**Task description**
Copy each record exactly as it reads, leaving out any pictures it holds.

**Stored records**
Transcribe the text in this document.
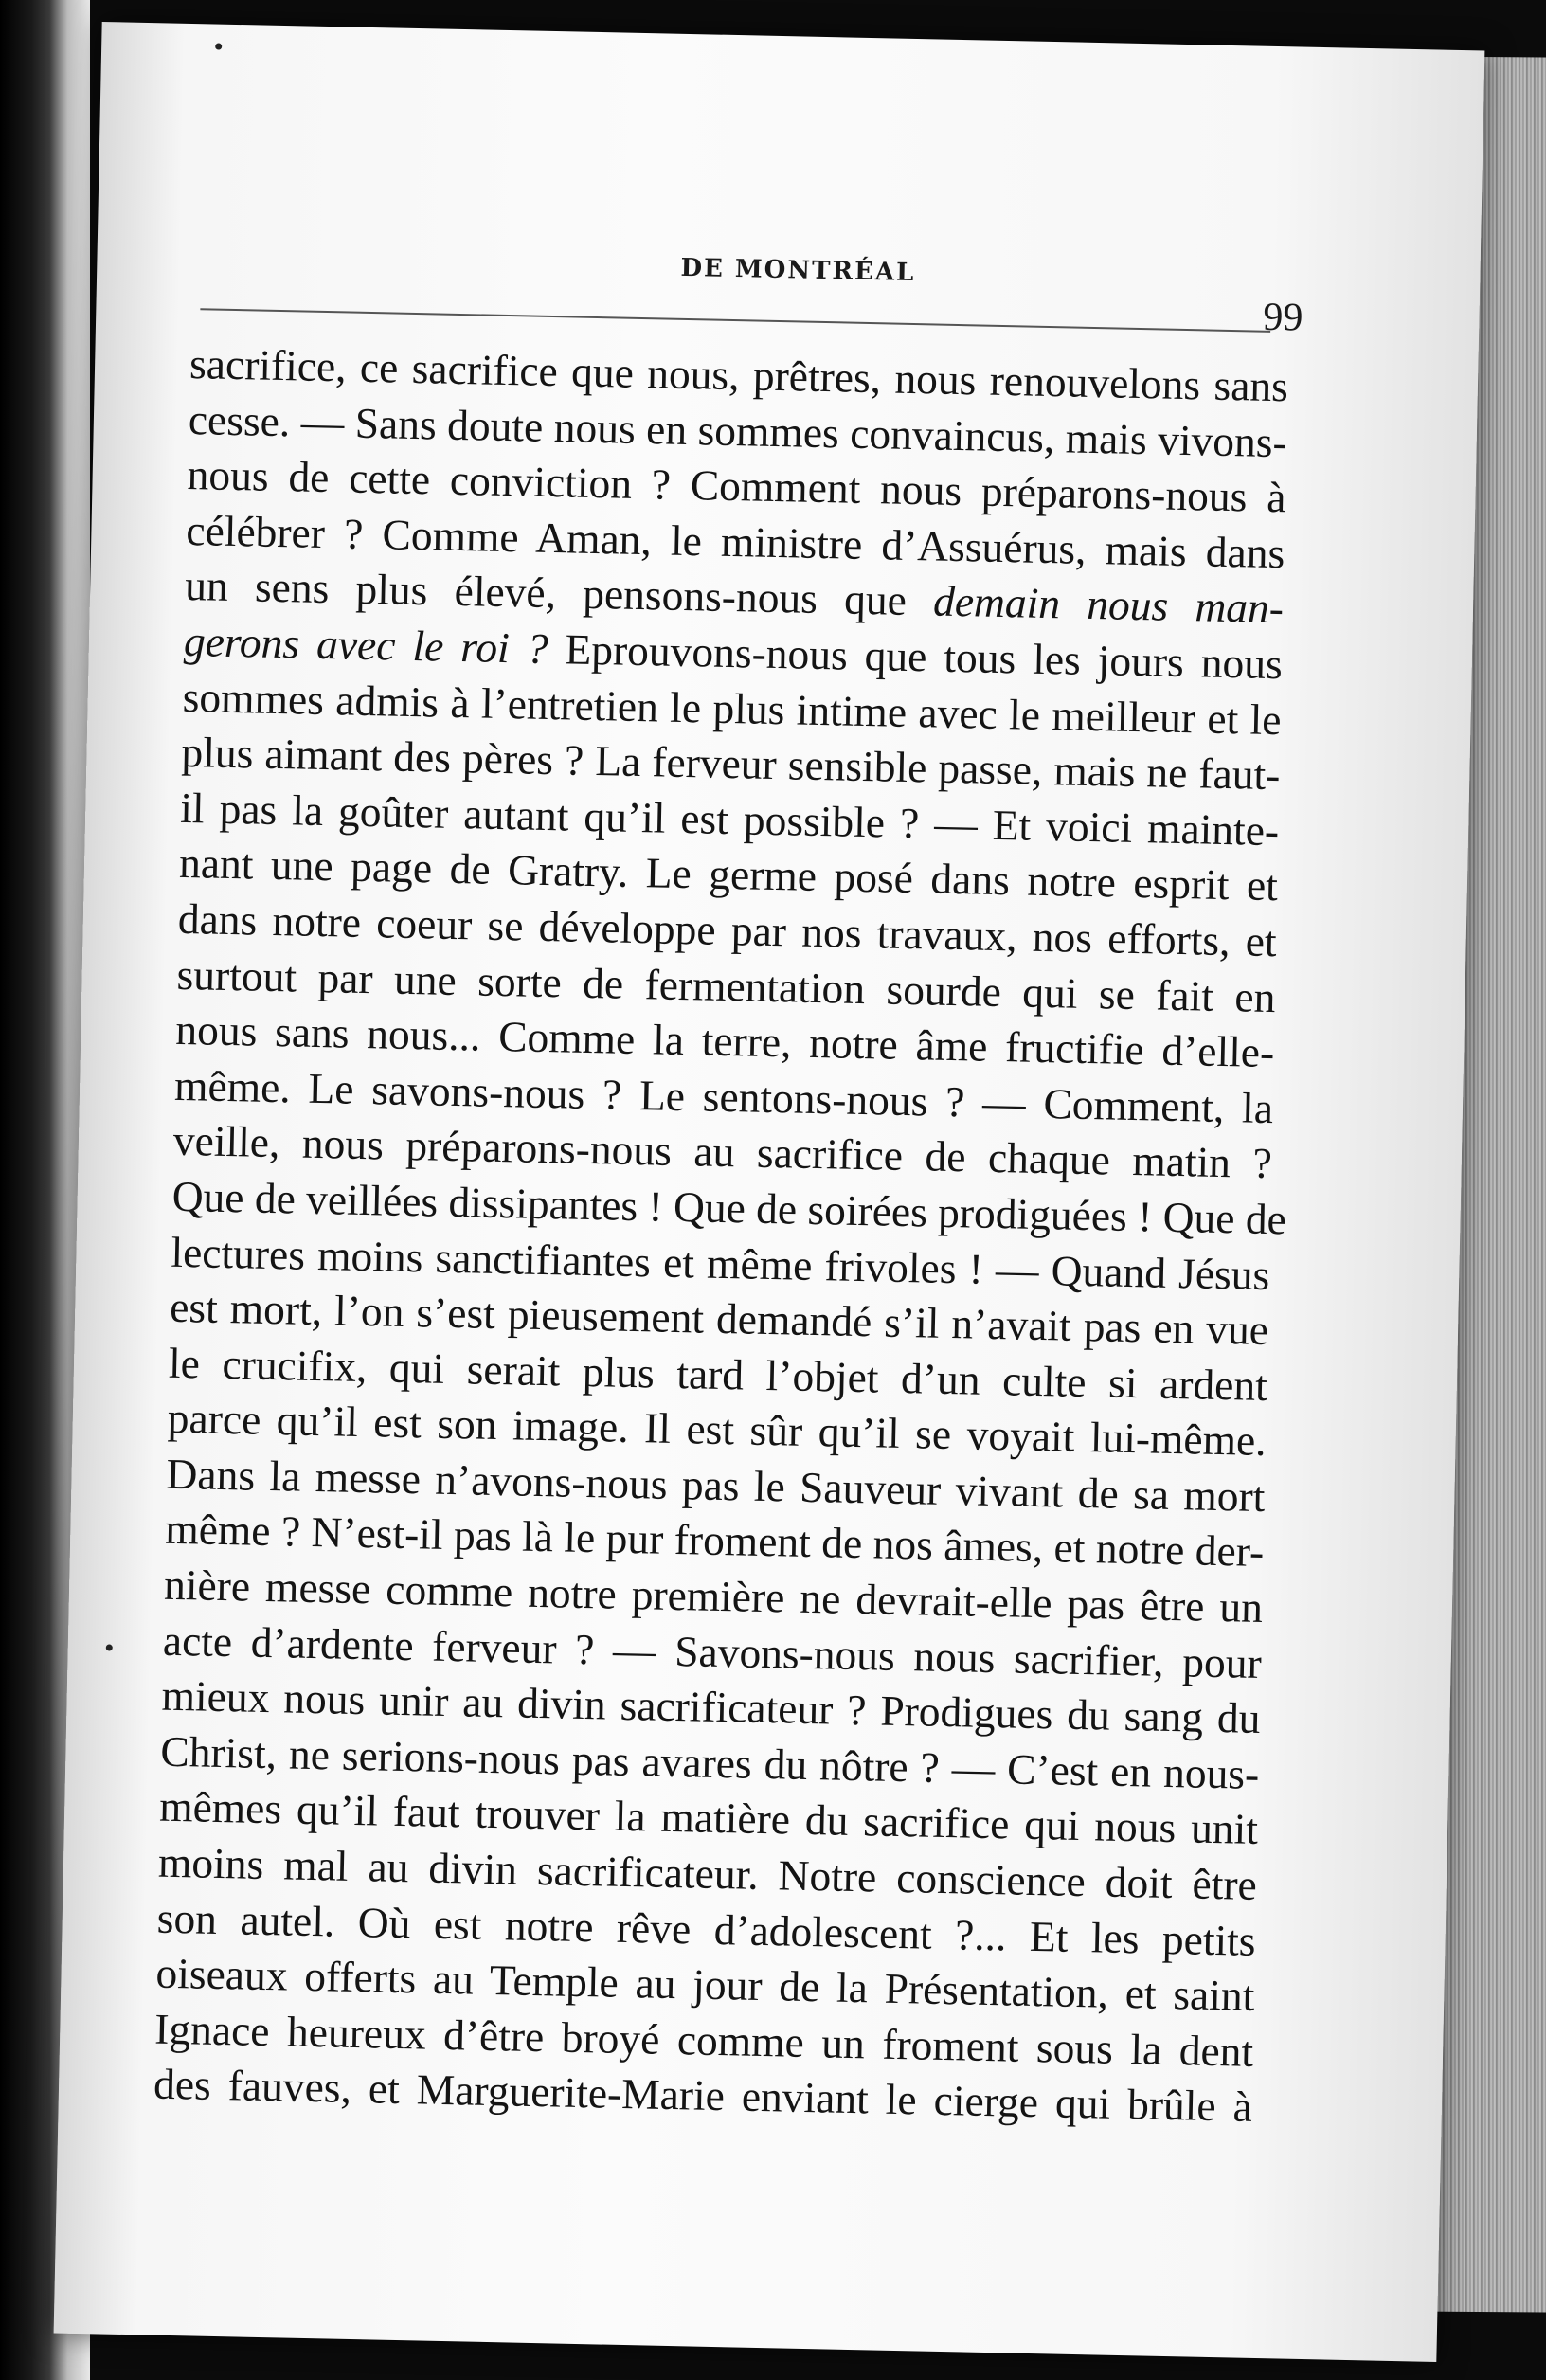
DE MONTRÉAL
99
sacrifice, ce sacrifice que nous, prêtres, nous renouvelons sans
cesse. — Sans doute nous en sommes convaincus, mais vivons-
nous de cette conviction ? Comment nous préparons-nous à
célébrer ? Comme Aman, le ministre d’Assuérus, mais dans
un sens plus élevé, pensons-nous que demain nous man-
gerons avec le roi ? Eprouvons-nous que tous les jours nous
sommes admis à l’entretien le plus intime avec le meilleur et le
plus aimant des pères ? La ferveur sensible passe, mais ne faut-
il pas la goûter autant qu’il est possible ? — Et voici mainte-
nant une page de Gratry. Le germe posé dans notre esprit et
dans notre coeur se développe par nos travaux, nos efforts, et
surtout par une sorte de fermentation sourde qui se fait en
nous sans nous... Comme la terre, notre âme fructifie d’elle-
même. Le savons-nous ? Le sentons-nous ? — Comment, la
veille, nous préparons-nous au sacrifice de chaque matin ?
Que de veillées dissipantes ! Que de soirées prodiguées ! Que de
lectures moins sanctifiantes et même frivoles ! — Quand Jésus
est mort, l’on s’est pieusement demandé s’il n’avait pas en vue
le crucifix, qui serait plus tard l’objet d’un culte si ardent
parce qu’il est son image. Il est sûr qu’il se voyait lui-même.
Dans la messe n’avons-nous pas le Sauveur vivant de sa mort
même ? N’est-il pas là le pur froment de nos âmes, et notre der-
nière messe comme notre première ne devrait-elle pas être un
acte d’ardente ferveur ? — Savons-nous nous sacrifier, pour
mieux nous unir au divin sacrificateur ? Prodigues du sang du
Christ, ne serions-nous pas avares du nôtre ? — C’est en nous-
mêmes qu’il faut trouver la matière du sacrifice qui nous unit
moins mal au divin sacrificateur. Notre conscience doit être
son autel. Où est notre rêve d’adolescent ?... Et les petits
oiseaux offerts au Temple au jour de la Présentation, et saint
Ignace heureux d’être broyé comme un froment sous la dent
des fauves, et Marguerite-Marie enviant le cierge qui brûle à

**Result for this exercise**
Transcribe the text in this document.
DE MONTRÉAL
99
sacrifice, ce sacrifice que nous, prêtres, nous renouvelons sans
cesse. — Sans doute nous en sommes convaincus, mais vivons-
nous de cette conviction ? Comment nous préparons-nous à
célébrer ? Comme Aman, le ministre d’Assuérus, mais dans
un sens plus élevé, pensons-nous que demain nous man-
gerons avec le roi ? Eprouvons-nous que tous les jours nous
sommes admis à l’entretien le plus intime avec le meilleur et le
plus aimant des pères ? La ferveur sensible passe, mais ne faut-
il pas la goûter autant qu’il est possible ? — Et voici mainte-
nant une page de Gratry. Le germe posé dans notre esprit et
dans notre coeur se développe par nos travaux, nos efforts, et
surtout par une sorte de fermentation sourde qui se fait en
nous sans nous... Comme la terre, notre âme fructifie d’elle-
même. Le savons-nous ? Le sentons-nous ? — Comment, la
veille, nous préparons-nous au sacrifice de chaque matin ?
Que de veillées dissipantes ! Que de soirées prodiguées ! Que de
lectures moins sanctifiantes et même frivoles ! — Quand Jésus
est mort, l’on s’est pieusement demandé s’il n’avait pas en vue
le crucifix, qui serait plus tard l’objet d’un culte si ardent
parce qu’il est son image. Il est sûr qu’il se voyait lui-même.
Dans la messe n’avons-nous pas le Sauveur vivant de sa mort
même ? N’est-il pas là le pur froment de nos âmes, et notre der-
nière messe comme notre première ne devrait-elle pas être un
acte d’ardente ferveur ? — Savons-nous nous sacrifier, pour
mieux nous unir au divin sacrificateur ? Prodigues du sang du
Christ, ne serions-nous pas avares du nôtre ? — C’est en nous-
mêmes qu’il faut trouver la matière du sacrifice qui nous unit
moins mal au divin sacrificateur. Notre conscience doit être
son autel. Où est notre rêve d’adolescent ?... Et les petits
oiseaux offerts au Temple au jour de la Présentation, et saint
Ignace heureux d’être broyé comme un froment sous la dent
des fauves, et Marguerite-Marie enviant le cierge qui brûle à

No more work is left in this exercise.